▶ [Record set]
******

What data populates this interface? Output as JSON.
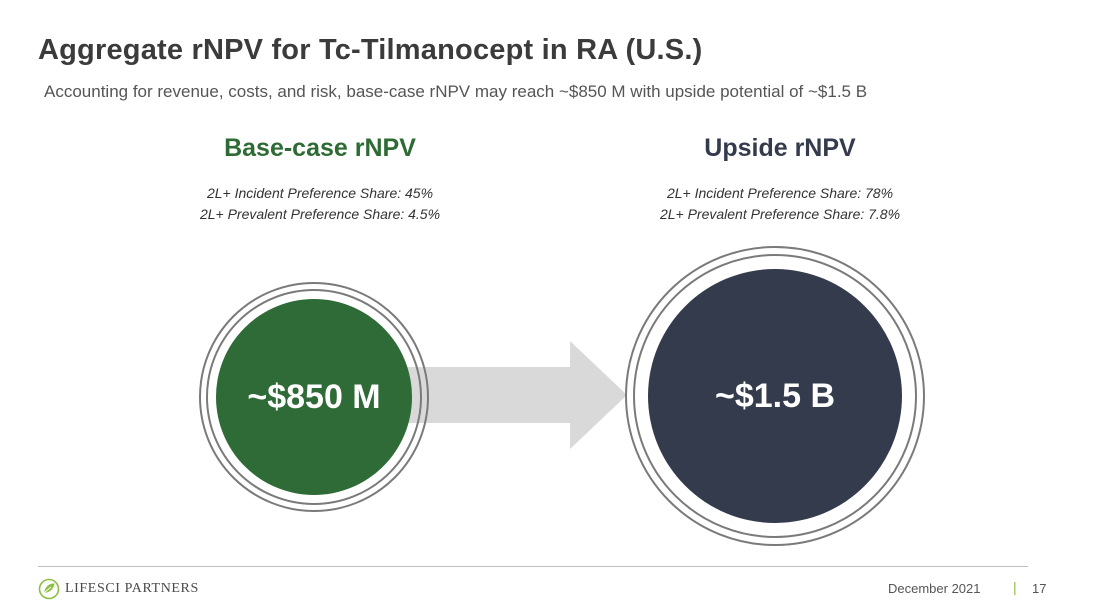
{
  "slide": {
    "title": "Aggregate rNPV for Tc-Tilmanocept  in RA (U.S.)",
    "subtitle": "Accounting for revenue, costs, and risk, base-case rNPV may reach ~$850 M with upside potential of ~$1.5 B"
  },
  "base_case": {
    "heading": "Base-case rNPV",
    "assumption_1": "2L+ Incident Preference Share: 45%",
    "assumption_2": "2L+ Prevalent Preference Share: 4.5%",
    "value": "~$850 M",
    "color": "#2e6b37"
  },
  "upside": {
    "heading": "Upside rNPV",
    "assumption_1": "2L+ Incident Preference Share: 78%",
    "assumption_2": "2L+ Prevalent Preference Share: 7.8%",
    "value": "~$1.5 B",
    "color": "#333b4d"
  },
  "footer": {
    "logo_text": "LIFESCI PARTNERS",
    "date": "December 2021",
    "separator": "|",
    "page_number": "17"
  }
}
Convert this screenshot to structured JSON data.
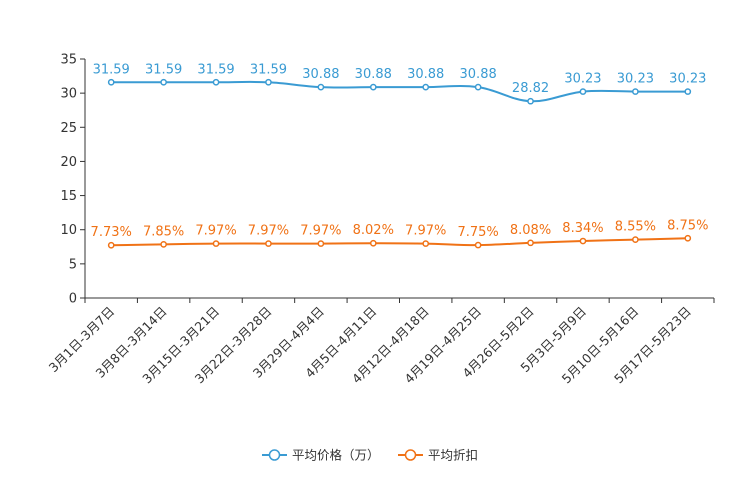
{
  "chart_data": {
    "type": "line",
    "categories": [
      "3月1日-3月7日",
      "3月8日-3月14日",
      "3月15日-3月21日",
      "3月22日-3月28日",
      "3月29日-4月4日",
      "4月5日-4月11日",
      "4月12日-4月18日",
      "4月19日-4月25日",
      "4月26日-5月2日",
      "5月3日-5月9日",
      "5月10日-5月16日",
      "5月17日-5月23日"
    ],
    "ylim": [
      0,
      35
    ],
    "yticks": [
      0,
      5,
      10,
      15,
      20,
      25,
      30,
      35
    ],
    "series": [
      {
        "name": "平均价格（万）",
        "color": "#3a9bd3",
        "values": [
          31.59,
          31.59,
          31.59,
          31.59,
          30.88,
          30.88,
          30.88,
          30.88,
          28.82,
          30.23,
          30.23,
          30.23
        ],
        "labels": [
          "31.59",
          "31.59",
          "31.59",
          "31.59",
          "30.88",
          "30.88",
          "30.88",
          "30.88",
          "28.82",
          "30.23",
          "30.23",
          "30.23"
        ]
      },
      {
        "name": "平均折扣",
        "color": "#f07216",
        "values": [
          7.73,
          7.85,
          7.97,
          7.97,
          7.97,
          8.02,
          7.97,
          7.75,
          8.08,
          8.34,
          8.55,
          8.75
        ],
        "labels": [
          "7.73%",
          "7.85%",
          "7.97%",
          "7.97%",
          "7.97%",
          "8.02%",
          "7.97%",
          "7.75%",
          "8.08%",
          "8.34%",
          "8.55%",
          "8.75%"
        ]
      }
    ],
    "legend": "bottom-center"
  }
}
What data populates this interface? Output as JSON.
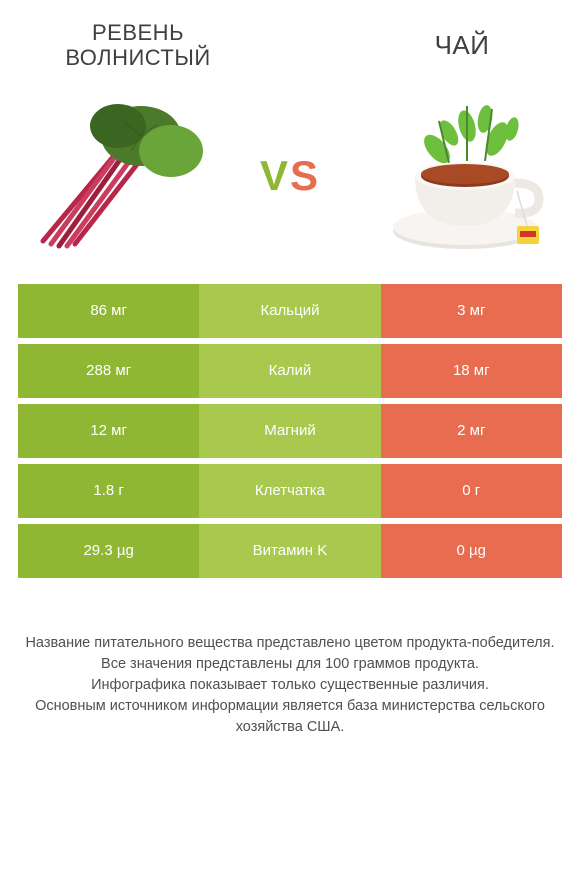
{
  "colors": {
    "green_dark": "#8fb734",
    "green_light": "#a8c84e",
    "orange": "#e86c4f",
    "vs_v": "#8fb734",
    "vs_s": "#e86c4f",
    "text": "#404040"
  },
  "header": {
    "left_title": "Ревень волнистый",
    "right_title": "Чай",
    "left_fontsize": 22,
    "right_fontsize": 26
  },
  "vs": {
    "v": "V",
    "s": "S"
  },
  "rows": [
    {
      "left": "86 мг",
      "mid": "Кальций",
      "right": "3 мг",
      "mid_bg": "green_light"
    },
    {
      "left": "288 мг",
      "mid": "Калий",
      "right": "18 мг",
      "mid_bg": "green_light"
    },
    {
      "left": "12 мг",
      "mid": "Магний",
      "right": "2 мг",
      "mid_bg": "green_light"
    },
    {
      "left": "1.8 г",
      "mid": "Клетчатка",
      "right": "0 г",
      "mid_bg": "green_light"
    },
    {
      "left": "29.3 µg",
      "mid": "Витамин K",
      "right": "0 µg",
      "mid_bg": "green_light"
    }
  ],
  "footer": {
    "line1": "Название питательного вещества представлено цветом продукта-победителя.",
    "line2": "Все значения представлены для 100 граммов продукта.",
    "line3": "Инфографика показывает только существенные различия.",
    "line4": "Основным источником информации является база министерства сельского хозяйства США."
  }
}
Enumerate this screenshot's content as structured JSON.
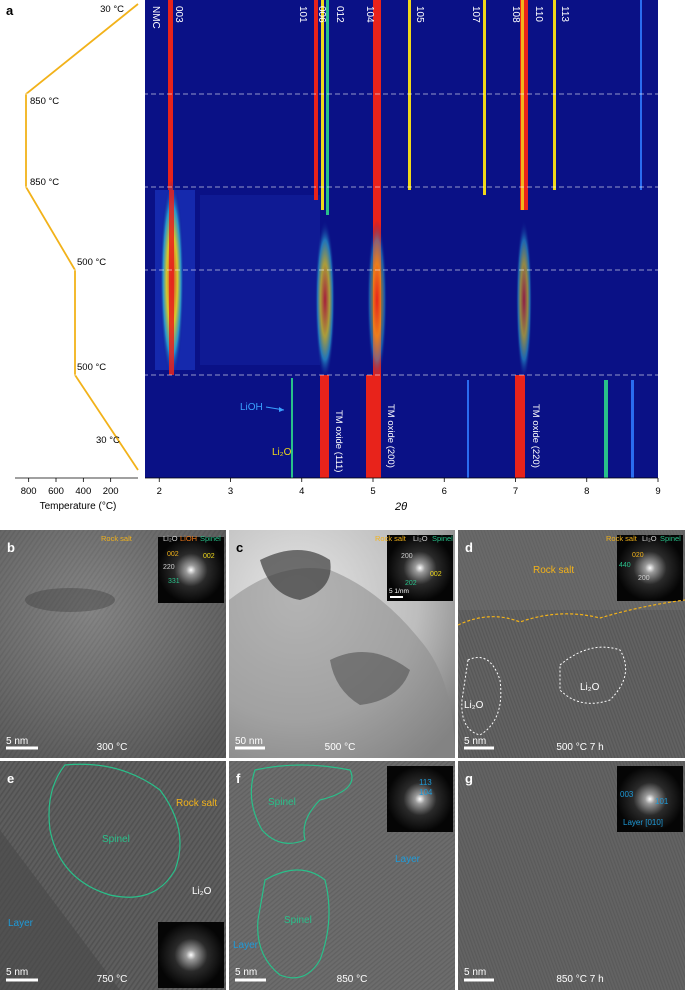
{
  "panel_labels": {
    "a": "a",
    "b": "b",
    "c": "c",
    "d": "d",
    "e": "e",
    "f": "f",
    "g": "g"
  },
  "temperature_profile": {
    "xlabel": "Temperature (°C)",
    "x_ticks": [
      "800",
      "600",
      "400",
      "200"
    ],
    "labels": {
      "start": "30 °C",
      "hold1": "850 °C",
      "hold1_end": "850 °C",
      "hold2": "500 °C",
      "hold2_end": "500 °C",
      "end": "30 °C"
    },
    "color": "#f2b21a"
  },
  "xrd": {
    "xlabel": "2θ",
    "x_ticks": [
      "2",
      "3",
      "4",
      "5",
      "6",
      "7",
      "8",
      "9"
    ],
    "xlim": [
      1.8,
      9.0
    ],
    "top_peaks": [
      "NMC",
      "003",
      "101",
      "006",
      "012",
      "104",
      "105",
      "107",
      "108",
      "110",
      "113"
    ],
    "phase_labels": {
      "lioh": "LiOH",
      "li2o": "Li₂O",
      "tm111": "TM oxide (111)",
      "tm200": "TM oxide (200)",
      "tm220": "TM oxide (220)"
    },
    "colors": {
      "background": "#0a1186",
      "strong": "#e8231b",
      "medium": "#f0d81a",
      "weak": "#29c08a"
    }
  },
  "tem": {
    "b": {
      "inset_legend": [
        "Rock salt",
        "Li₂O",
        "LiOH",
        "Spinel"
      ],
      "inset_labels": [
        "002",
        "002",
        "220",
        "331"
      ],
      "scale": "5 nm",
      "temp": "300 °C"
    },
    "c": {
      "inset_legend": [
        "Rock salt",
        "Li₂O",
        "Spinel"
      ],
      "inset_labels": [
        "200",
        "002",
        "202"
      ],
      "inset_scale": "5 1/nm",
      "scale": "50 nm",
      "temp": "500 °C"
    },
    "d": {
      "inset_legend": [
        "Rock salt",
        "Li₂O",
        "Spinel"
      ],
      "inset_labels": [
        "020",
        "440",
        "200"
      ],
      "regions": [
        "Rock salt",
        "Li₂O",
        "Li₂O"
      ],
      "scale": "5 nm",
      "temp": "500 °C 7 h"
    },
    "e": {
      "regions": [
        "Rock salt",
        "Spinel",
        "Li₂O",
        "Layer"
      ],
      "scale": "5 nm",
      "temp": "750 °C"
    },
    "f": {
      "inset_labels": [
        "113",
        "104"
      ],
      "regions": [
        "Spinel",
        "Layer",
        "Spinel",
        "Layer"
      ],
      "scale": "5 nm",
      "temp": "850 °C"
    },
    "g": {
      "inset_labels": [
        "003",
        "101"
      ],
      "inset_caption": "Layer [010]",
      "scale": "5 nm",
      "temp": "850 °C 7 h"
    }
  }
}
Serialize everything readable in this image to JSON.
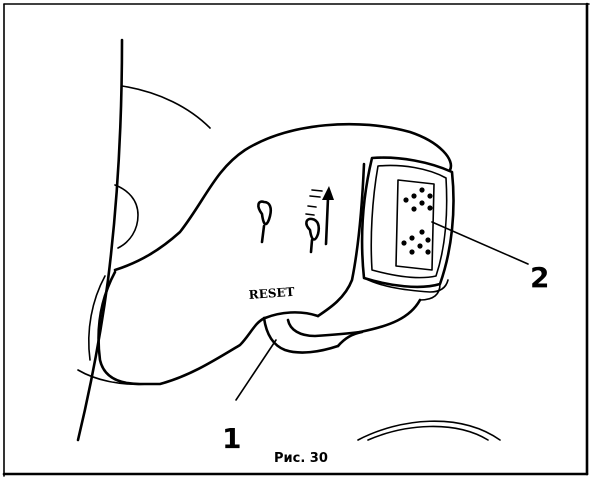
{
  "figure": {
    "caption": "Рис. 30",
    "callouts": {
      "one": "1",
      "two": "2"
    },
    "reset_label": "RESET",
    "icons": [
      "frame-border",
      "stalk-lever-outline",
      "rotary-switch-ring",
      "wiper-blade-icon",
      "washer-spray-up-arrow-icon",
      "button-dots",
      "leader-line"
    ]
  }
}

******

▶ [Goal of the exercise] Only the lines from the one that contains "Serialize everything readable" to the end of the records, inclusive, are to be quoted exactly, with pictures excluded.

▶ [Solved exercise]
Serialize everything readable in this image to JSON.
{
  "figure": {
    "caption": "Рис. 30",
    "callouts": {
      "one": "1",
      "two": "2"
    },
    "reset_label": "RESET",
    "icons": [
      "frame-border",
      "stalk-lever-outline",
      "rotary-switch-ring",
      "wiper-blade-icon",
      "washer-spray-up-arrow-icon",
      "button-dots",
      "leader-line"
    ]
  }
}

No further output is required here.